[Lines of data]
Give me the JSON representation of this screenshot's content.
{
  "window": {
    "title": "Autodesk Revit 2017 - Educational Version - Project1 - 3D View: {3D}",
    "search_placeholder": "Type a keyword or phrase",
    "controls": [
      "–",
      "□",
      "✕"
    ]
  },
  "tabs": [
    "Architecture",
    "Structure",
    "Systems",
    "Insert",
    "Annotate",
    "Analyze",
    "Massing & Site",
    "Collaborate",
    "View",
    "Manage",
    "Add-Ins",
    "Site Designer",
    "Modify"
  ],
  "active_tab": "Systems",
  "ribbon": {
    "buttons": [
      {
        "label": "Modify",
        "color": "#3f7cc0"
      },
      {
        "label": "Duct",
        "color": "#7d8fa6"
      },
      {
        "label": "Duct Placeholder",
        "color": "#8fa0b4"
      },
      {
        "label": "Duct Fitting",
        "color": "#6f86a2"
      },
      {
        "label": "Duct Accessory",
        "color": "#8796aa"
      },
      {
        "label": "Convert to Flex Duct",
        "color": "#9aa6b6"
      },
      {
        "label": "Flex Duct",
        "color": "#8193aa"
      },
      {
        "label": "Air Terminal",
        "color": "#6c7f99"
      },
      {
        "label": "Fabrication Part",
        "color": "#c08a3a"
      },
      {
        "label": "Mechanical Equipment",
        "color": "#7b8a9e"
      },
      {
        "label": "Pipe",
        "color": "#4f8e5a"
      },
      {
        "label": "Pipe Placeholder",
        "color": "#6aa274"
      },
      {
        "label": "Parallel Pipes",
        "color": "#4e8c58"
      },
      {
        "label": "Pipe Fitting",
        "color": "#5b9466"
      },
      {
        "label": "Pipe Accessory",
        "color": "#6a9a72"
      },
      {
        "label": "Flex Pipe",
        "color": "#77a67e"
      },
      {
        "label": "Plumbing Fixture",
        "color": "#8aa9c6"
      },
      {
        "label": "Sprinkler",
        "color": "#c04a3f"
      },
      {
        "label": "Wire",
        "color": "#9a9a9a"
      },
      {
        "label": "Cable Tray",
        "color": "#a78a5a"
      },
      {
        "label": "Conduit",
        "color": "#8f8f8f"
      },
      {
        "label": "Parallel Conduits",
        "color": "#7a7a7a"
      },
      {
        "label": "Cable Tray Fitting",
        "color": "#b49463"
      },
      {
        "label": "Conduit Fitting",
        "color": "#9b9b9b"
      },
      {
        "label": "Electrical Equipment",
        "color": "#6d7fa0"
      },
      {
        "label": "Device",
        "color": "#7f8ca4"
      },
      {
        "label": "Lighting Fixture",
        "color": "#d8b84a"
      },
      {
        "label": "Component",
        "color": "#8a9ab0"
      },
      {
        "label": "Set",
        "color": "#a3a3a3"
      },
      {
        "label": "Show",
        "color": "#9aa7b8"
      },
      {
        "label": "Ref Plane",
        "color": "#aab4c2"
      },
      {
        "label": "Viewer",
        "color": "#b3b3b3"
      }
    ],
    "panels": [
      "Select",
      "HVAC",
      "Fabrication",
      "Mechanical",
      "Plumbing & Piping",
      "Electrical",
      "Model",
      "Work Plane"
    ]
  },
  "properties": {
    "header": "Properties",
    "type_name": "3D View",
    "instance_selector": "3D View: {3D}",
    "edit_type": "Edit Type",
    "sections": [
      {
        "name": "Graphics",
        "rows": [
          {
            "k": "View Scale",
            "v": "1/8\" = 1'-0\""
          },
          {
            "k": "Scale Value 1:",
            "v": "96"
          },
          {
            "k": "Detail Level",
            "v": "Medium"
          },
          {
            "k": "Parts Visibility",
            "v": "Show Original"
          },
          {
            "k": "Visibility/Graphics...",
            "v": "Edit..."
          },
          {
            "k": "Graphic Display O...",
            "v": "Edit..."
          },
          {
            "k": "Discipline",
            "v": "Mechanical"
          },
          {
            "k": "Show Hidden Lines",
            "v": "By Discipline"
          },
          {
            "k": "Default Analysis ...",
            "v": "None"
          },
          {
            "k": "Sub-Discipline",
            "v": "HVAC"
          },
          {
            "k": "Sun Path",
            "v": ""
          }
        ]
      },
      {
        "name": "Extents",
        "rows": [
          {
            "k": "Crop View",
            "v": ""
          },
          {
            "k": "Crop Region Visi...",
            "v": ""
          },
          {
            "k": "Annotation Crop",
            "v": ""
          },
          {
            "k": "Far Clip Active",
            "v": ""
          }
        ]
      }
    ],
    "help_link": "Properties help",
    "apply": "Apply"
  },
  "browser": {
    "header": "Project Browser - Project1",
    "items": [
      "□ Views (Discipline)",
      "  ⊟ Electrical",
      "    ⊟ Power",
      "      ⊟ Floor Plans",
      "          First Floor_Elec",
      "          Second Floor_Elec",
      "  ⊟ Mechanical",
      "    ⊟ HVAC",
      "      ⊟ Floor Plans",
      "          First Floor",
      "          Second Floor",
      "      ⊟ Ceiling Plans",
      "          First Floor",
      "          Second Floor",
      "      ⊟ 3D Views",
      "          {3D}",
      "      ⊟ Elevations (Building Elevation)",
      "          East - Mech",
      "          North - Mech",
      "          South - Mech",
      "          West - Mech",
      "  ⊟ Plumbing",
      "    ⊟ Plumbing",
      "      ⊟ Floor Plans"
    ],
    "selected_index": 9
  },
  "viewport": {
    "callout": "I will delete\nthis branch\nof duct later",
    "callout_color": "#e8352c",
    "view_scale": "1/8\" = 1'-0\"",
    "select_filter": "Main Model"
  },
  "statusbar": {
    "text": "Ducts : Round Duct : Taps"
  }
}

### Required task
Find each line holding "Discipline". Copy it out.

### The response
            "k": "Discipline",
            "v": "By Discipline"
            "k": "Sub-Discipline",
      "□ Views (Discipline)",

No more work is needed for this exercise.